Structured figure records
***

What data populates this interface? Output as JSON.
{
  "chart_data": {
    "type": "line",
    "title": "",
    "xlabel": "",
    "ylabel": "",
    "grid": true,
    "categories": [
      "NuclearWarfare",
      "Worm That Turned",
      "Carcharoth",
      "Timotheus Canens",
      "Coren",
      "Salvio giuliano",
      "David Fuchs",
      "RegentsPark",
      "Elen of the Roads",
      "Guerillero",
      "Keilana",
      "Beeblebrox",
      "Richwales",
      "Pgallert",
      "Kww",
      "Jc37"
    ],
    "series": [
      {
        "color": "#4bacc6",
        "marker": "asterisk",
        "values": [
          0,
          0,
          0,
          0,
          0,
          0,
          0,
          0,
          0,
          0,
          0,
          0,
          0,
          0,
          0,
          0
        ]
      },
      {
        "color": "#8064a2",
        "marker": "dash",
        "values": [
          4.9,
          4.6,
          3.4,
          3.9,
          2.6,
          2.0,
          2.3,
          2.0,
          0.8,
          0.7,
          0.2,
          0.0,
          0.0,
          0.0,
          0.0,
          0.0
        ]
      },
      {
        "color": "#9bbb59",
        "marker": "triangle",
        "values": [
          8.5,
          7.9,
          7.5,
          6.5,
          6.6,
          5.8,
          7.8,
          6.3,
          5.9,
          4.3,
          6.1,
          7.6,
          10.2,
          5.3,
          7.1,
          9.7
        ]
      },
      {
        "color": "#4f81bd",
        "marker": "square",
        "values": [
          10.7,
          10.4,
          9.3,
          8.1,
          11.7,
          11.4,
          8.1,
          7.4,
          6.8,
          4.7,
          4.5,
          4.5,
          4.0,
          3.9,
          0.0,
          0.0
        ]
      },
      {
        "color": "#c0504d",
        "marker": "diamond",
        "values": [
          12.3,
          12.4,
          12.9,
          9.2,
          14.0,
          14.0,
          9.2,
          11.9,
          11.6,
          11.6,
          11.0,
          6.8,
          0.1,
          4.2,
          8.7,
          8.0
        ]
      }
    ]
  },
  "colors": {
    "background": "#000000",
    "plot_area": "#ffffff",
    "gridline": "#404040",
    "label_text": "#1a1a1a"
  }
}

***

## [Task to complete]
Within the data above, count the lines that contain the string "marker"; the reply is the number alone.

## [Response to this task]
5